_Instruction_
Copy every one of the following rows word for word, leaving out the pictures.

_Data lines_

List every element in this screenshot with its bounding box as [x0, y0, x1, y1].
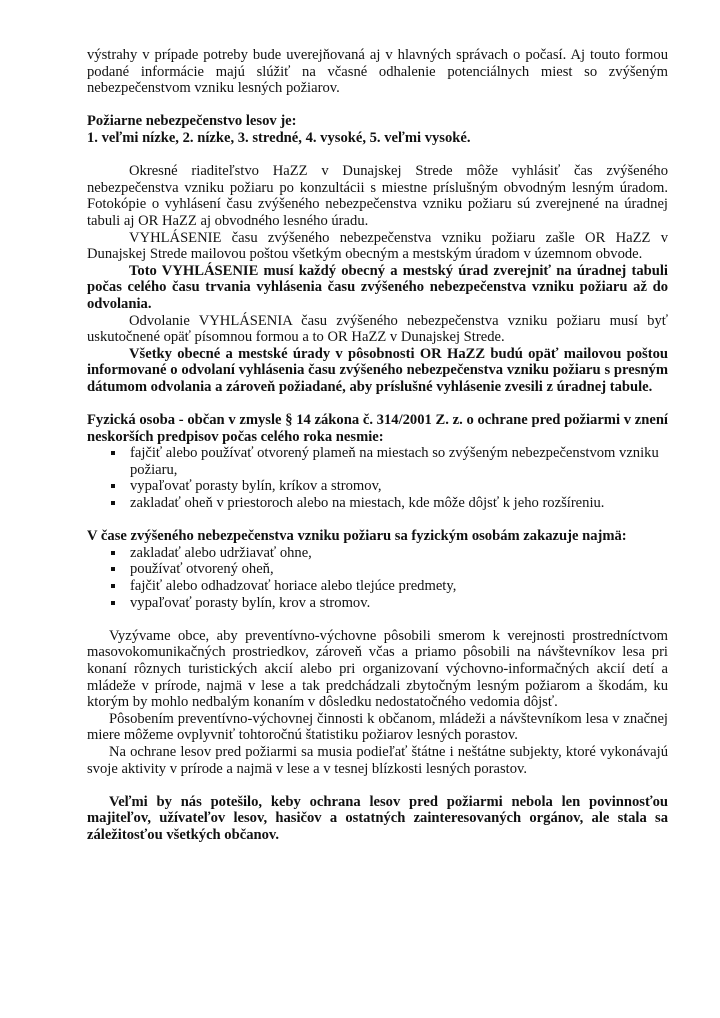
bullet-icon: [111, 551, 115, 555]
list-item-text: zakladať alebo udržiavať ohne,: [130, 544, 312, 561]
list-item: [87, 478, 668, 495]
fyzicka-osoba-heading: Fyzická osoba - občan v zmysle § 14 zákona č. 314/2001 Z. z. o ochrane pred požiarmi v znení neskorších predpisov počas celého roka nesmie:: [87, 412, 668, 445]
cas-nebezpecenstva-heading: V čase zvýšeného nebezpečenstva vzniku požiaru sa fyzickým osobám zakazuje najmä:: [87, 528, 627, 545]
bullet-icon: [111, 451, 115, 455]
list-item-text: vypaľovať porasty bylín, krov a stromov.: [130, 594, 371, 611]
paragraph-okresne: Okresné riaditeľstvo HaZZ v Dunajskej Strede môže vyhlásiť čas zvýšeného nebezpečenstva vzniku požiaru po konzultácii s miestne príslušným obvodným lesným úradom. Fotokópie o vyhlásení času zvýšeného nebezpečenstva vzniku požiaru sú zverejnené na úradnej tabuli aj OR HaZZ aj obvodného lesného úradu.: [87, 163, 668, 229]
bullet-icon: [111, 584, 115, 588]
paragraph-toto-vyhlasenie: Toto VYHLÁSENIE musí každý obecný a mestský úrad zverejniť na úradnej tabuli počas celého času trvania vyhlásenia času zvýšeného nebezpečenstva vzniku požiaru až do odvolania.: [87, 262, 668, 312]
list-item: [87, 578, 668, 595]
paragraph-vsetky-urady: Všetky obecné a mestské úrady v pôsobnosti OR HaZZ budú opäť mailovou poštou informované o odvolaní vyhlásenia času zvýšeného nebezpečenstva vzniku požiaru s presným dátumom odvolania a zároveň požiadané, aby príslušné vyhlásenie zvesili z úradnej tabule.: [87, 345, 668, 395]
fyzicka-osoba-list: [87, 445, 668, 511]
bullet-icon: [111, 501, 115, 505]
list-item-text: fajčiť alebo používať otvorený plameň na miestach so zvýšeným nebezpečenstvom vzniku požiaru,: [130, 445, 659, 478]
list-item-text: používať otvorený oheň,: [130, 561, 274, 578]
paragraph-vyhlasenie: VYHLÁSENIE času zvýšeného nebezpečenstva vzniku požiaru zašle OR HaZZ v Dunajskej Strede mailovou poštou všetkým obecným a mestským úradom v územnom obvode.: [87, 229, 668, 263]
danger-levels: 1. veľmi nízke, 2. nízke, 3. stredné, 4. vysoké, 5. veľmi vysoké.: [87, 129, 471, 146]
paragraph-vyzyvame: Vyzývame obce, aby preventívno-výchovne pôsobili smerom k verejnosti prostredníctvom masovokomunikačných prostriedkov, zároveň včas a priamo pôsobili na návštevníkov lesa pri konaní rôznych turistických akcií alebo pri organizovaní výchovno-informačných akcií detí a mládeže v prírode, najmä v lese a tak predchádzali zbytočným lesným požiarom a škodám, ku ktorým by mohlo nedbalým konaním v dôsledku nedostatočného vedomia dôjsť.: [87, 627, 668, 711]
bullet-icon: [111, 601, 115, 605]
intro-paragraph: výstrahy v prípade potreby bude uverejňovaná aj v hlavných správach o počasí. Aj touto formou podané informácie majú slúžiť na včasné odhalenie potenciálnych miest so zvýšeným nebezpečenstvom vzniku lesných požiarov.: [87, 47, 668, 97]
paragraph-posobenim: Pôsobením preventívno-výchovnej činnosti k občanom, mládeži a návštevníkom lesa v značnej miere môžeme ovplyvniť tohtoročnú štatistiku požiarov lesných porastov.: [87, 710, 668, 744]
list-item: [87, 595, 668, 612]
list-item: [87, 545, 668, 562]
list-item-text: zakladať oheň v priestoroch alebo na miestach, kde môže dôjsť k jeho rozšíreniu.: [130, 495, 605, 512]
list-item: [87, 445, 668, 478]
paragraph-closing: Veľmi by nás potešilo, keby ochrana lesov pred požiarmi nebola len povinnosťou majiteľov, užívateľov lesov, hasičov a ostatných zainteresovaných orgánov, ale stala sa záležitosťou všetkých občanov.: [87, 793, 668, 843]
list-item: [87, 561, 668, 578]
document-page: [87, 47, 668, 844]
list-item: [87, 495, 668, 512]
paragraph-na-ochrane: Na ochrane lesov pred požiarmi sa musia podieľať štátne i neštátne subjekty, ktoré vykonávajú svoje aktivity v prírode a najmä v lese a v tesnej blízkosti lesných porastov.: [87, 743, 668, 777]
paragraph-odvolanie: Odvolanie VYHLÁSENIA času zvýšeného nebezpečenstva vzniku požiaru musí byť uskutočnené opäť písomnou formou a to OR HaZZ v Dunajskej Strede.: [87, 312, 668, 346]
list-item-text: vypaľovať porasty bylín, kríkov a stromov,: [130, 478, 382, 495]
bullet-icon: [111, 484, 115, 488]
cas-nebezpecenstva-list: [87, 545, 668, 611]
danger-heading: Požiarne nebezpečenstvo lesov je:: [87, 113, 297, 130]
list-item-text: fajčiť alebo odhadzovať horiace alebo tlejúce predmety,: [130, 578, 457, 594]
bullet-icon: [111, 567, 115, 571]
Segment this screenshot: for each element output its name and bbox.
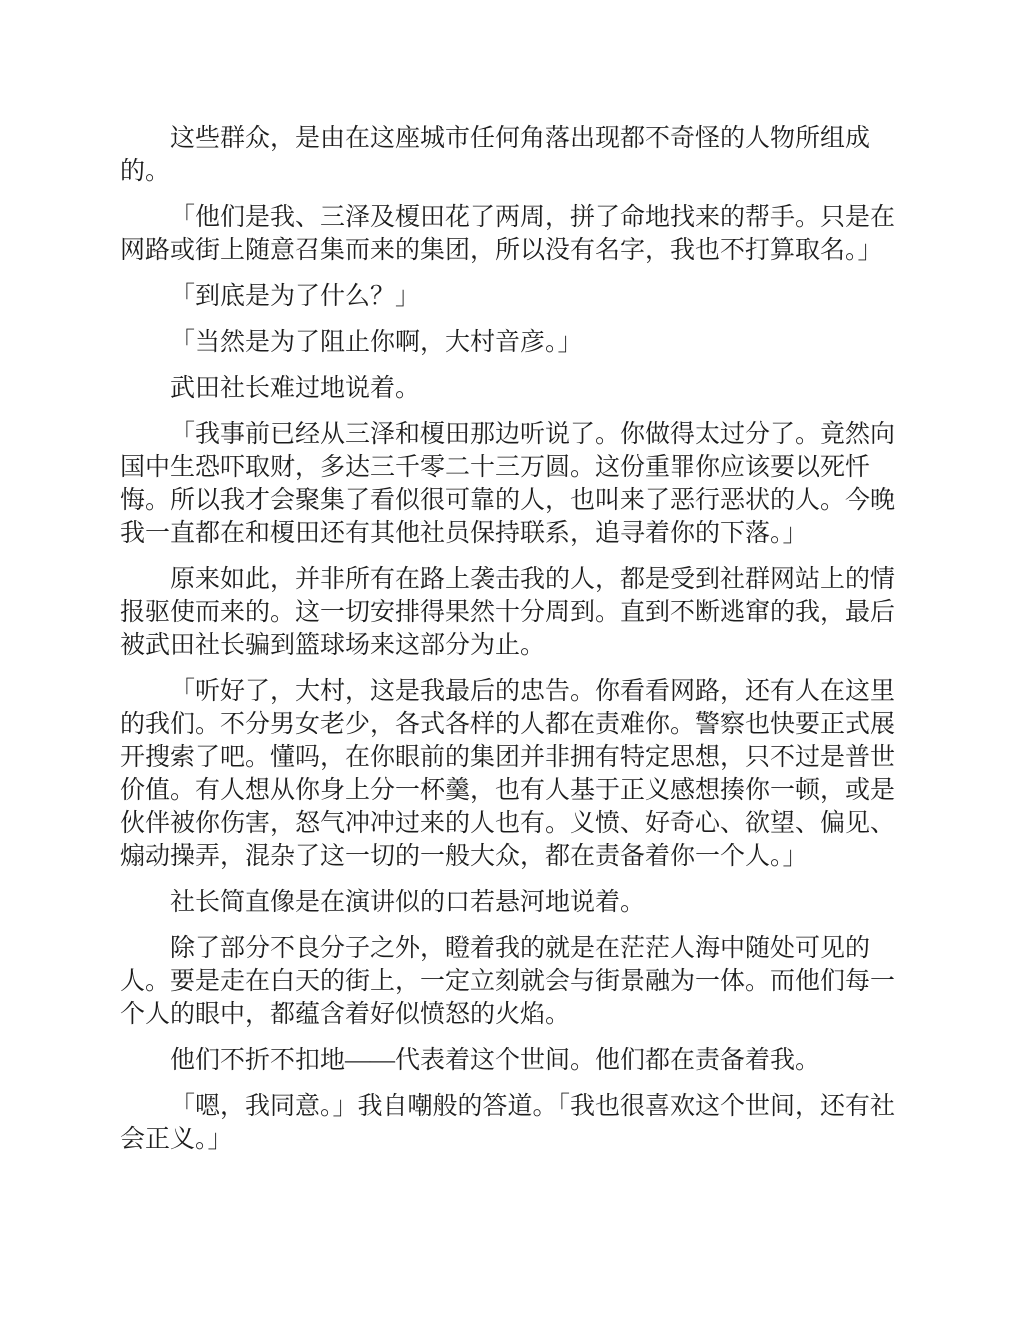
paragraph: 「我事前已经从三泽和榎田那边听说了。你做得太过分了。竟然向国中生恐吓取财，多达三千零二十三万圆。这份重罪你应该要以死忏悔。所以我才会聚集了看似很可靠的人，也叫来了恶行恶状的人。今晚我一直都在和榎田还有其他社员保持联系，追寻着你的下落。」 xyxy=(120,421,896,547)
paragraph: 这些群众，是由在这座城市任何角落出现都不奇怪的人物所组成的。 xyxy=(120,125,871,185)
paragraph: 他们不折不扣地——代表着这个世间。他们都在责备着我。 xyxy=(170,1047,821,1074)
paragraph: 「他们是我、三泽及榎田花了两周，拼了命地找来的帮手。只是在网路或街上随意召集而来的集团，所以没有名字，我也不打算取名。」 xyxy=(120,204,896,264)
paragraph: 武田社长难过地说着。 xyxy=(170,375,421,402)
paragraph: 「嗯，我同意。」我自嘲般的答道。「我也很喜欢这个世间，还有社会正义。」 xyxy=(120,1093,896,1153)
paragraph: 除了部分不良分子之外，瞪着我的就是在茫茫人海中随处可见的人。要是走在白天的街上，一定立刻就会与街景融为一体。而他们每一个人的眼中，都蕴含着好似愤怒的火焰。 xyxy=(120,935,896,1028)
paragraph: 「当然是为了阻止你啊，大村音彦。」 xyxy=(170,329,583,356)
paragraph: 社长简直像是在演讲似的口若悬河地说着。 xyxy=(170,889,646,916)
paragraph: 「听好了，大村，这是我最后的忠告。你看看网路，还有人在这里的我们。不分男女老少，各式各样的人都在责难你。警察也快要正式展开搜索了吧。懂吗，在你眼前的集团并非拥有特定思想，只不过是普世价值。有人想从你身上分一杯羹，也有人基于正义感想揍你一顿，或是伙伴被你伤害，怒气冲冲过来的人也有。义愤、好奇心、欲望、偏见、煽动操弄，混杂了这一切的一般大众，都在责备着你一个人。」 xyxy=(120,678,896,870)
paragraph: 「到底是为了什么？」 xyxy=(170,283,421,310)
text-block xyxy=(120,122,895,1169)
paragraph: 原来如此，并非所有在路上袭击我的人，都是受到社群网站上的情报驱使而来的。这一切安排得果然十分周到。直到不断逃窜的我，最后被武田社长骗到篮球场来这部分为止。 xyxy=(120,566,896,659)
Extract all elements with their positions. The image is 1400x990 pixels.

_The response_
List every element in this screenshot with its bounding box as [x0, y0, x1, y1].
bullet-icon: [111, 551, 115, 555]
list-item-text: zakladať alebo udržiavať ohne,: [130, 544, 312, 561]
list-item: [87, 478, 668, 495]
fyzicka-osoba-heading: Fyzická osoba - občan v zmysle § 14 zákona č. 314/2001 Z. z. o ochrane pred požiarmi v znení neskorších predpisov počas celého roka nesmie:: [87, 412, 668, 445]
cas-nebezpecenstva-heading: V čase zvýšeného nebezpečenstva vzniku požiaru sa fyzickým osobám zakazuje najmä:: [87, 528, 627, 545]
bullet-icon: [111, 451, 115, 455]
list-item-text: vypaľovať porasty bylín, krov a stromov.: [130, 594, 371, 611]
paragraph-okresne: Okresné riaditeľstvo HaZZ v Dunajskej Strede môže vyhlásiť čas zvýšeného nebezpečenstva vzniku požiaru po konzultácii s miestne príslušným obvodným lesným úradom. Fotokópie o vyhlásení času zvýšeného nebezpečenstva vzniku požiaru sú zverejnené na úradnej tabuli aj OR HaZZ aj obvodného lesného úradu.: [87, 163, 668, 229]
bullet-icon: [111, 584, 115, 588]
paragraph-toto-vyhlasenie: Toto VYHLÁSENIE musí každý obecný a mestský úrad zverejniť na úradnej tabuli počas celého času trvania vyhlásenia času zvýšeného nebezpečenstva vzniku požiaru až do odvolania.: [87, 262, 668, 312]
list-item: [87, 578, 668, 595]
paragraph-vsetky-urady: Všetky obecné a mestské úrady v pôsobnosti OR HaZZ budú opäť mailovou poštou informované o odvolaní vyhlásenia času zvýšeného nebezpečenstva vzniku požiaru s presným dátumom odvolania a zároveň požiadané, aby príslušné vyhlásenie zvesili z úradnej tabule.: [87, 345, 668, 395]
fyzicka-osoba-list: [87, 445, 668, 511]
bullet-icon: [111, 501, 115, 505]
list-item-text: fajčiť alebo používať otvorený plameň na miestach so zvýšeným nebezpečenstvom vzniku požiaru,: [130, 445, 659, 478]
list-item-text: používať otvorený oheň,: [130, 561, 274, 578]
paragraph-vyhlasenie: VYHLÁSENIE času zvýšeného nebezpečenstva vzniku požiaru zašle OR HaZZ v Dunajskej Strede mailovou poštou všetkým obecným a mestským úradom v územnom obvode.: [87, 229, 668, 263]
danger-levels: 1. veľmi nízke, 2. nízke, 3. stredné, 4. vysoké, 5. veľmi vysoké.: [87, 129, 471, 146]
paragraph-vyzyvame: Vyzývame obce, aby preventívno-výchovne pôsobili smerom k verejnosti prostredníctvom masovokomunikačných prostriedkov, zároveň včas a priamo pôsobili na návštevníkov lesa pri konaní rôznych turistických akcií alebo pri organizovaní výchovno-informačných akcií detí a mládeže v prírode, najmä v lese a tak predchádzali zbytočným lesným požiarom a škodám, ku ktorým by mohlo nedbalým konaním v dôsledku nedostatočného vedomia dôjsť.: [87, 627, 668, 711]
bullet-icon: [111, 601, 115, 605]
intro-paragraph: výstrahy v prípade potreby bude uverejňovaná aj v hlavných správach o počasí. Aj touto formou podané informácie majú slúžiť na včasné odhalenie potenciálnych miest so zvýšeným nebezpečenstvom vzniku lesných požiarov.: [87, 47, 668, 97]
paragraph-posobenim: Pôsobením preventívno-výchovnej činnosti k občanom, mládeži a návštevníkom lesa v značnej miere môžeme ovplyvniť tohtoročnú štatistiku požiarov lesných porastov.: [87, 710, 668, 744]
list-item: [87, 595, 668, 612]
list-item: [87, 545, 668, 562]
list-item-text: zakladať oheň v priestoroch alebo na miestach, kde môže dôjsť k jeho rozšíreniu.: [130, 495, 605, 512]
list-item: [87, 445, 668, 478]
paragraph-closing: Veľmi by nás potešilo, keby ochrana lesov pred požiarmi nebola len povinnosťou majiteľov, užívateľov lesov, hasičov a ostatných zainteresovaných orgánov, ale stala sa záležitosťou všetkých občanov.: [87, 793, 668, 843]
list-item: [87, 561, 668, 578]
document-page: [87, 47, 668, 844]
list-item: [87, 495, 668, 512]
paragraph-na-ochrane: Na ochrane lesov pred požiarmi sa musia podieľať štátne i neštátne subjekty, ktoré vykonávajú svoje aktivity v prírode a najmä v lese a v tesnej blízkosti lesných porastov.: [87, 743, 668, 777]
paragraph-odvolanie: Odvolanie VYHLÁSENIA času zvýšeného nebezpečenstva vzniku požiaru musí byť uskutočnené opäť písomnou formou a to OR HaZZ v Dunajskej Strede.: [87, 312, 668, 346]
list-item-text: vypaľovať porasty bylín, kríkov a stromov,: [130, 478, 382, 495]
bullet-icon: [111, 484, 115, 488]
cas-nebezpecenstva-list: [87, 545, 668, 611]
danger-heading: Požiarne nebezpečenstvo lesov je:: [87, 113, 297, 130]
list-item-text: fajčiť alebo odhadzovať horiace alebo tlejúce predmety,: [130, 578, 457, 594]
bullet-icon: [111, 567, 115, 571]
Segment this screenshot: for each element output its name and bbox.
paragraph: 「我事前已经从三泽和榎田那边听说了。你做得太过分了。竟然向国中生恐吓取财，多达三千零二十三万圆。这份重罪你应该要以死忏悔。所以我才会聚集了看似很可靠的人，也叫来了恶行恶状的人。今晚我一直都在和榎田还有其他社员保持联系，追寻着你的下落。」 xyxy=(120,421,896,547)
paragraph: 这些群众，是由在这座城市任何角落出现都不奇怪的人物所组成的。 xyxy=(120,125,871,185)
paragraph: 他们不折不扣地——代表着这个世间。他们都在责备着我。 xyxy=(170,1047,821,1074)
paragraph: 「他们是我、三泽及榎田花了两周，拼了命地找来的帮手。只是在网路或街上随意召集而来的集团，所以没有名字，我也不打算取名。」 xyxy=(120,204,896,264)
paragraph: 武田社长难过地说着。 xyxy=(170,375,421,402)
paragraph: 「嗯，我同意。」我自嘲般的答道。「我也很喜欢这个世间，还有社会正义。」 xyxy=(120,1093,896,1153)
paragraph: 除了部分不良分子之外，瞪着我的就是在茫茫人海中随处可见的人。要是走在白天的街上，一定立刻就会与街景融为一体。而他们每一个人的眼中，都蕴含着好似愤怒的火焰。 xyxy=(120,935,896,1028)
paragraph: 「当然是为了阻止你啊，大村音彦。」 xyxy=(170,329,583,356)
paragraph: 社长简直像是在演讲似的口若悬河地说着。 xyxy=(170,889,646,916)
paragraph: 「听好了，大村，这是我最后的忠告。你看看网路，还有人在这里的我们。不分男女老少，各式各样的人都在责难你。警察也快要正式展开搜索了吧。懂吗，在你眼前的集团并非拥有特定思想，只不过是普世价值。有人想从你身上分一杯羹，也有人基于正义感想揍你一顿，或是伙伴被你伤害，怒气冲冲过来的人也有。义愤、好奇心、欲望、偏见、煽动操弄，混杂了这一切的一般大众，都在责备着你一个人。」 xyxy=(120,678,896,870)
paragraph: 「到底是为了什么？」 xyxy=(170,283,421,310)
text-block xyxy=(120,122,895,1169)
paragraph: 原来如此，并非所有在路上袭击我的人，都是受到社群网站上的情报驱使而来的。这一切安排得果然十分周到。直到不断逃窜的我，最后被武田社长骗到篮球场来这部分为止。 xyxy=(120,566,896,659)
Extract all elements with their positions. The image is 1400x990 pixels.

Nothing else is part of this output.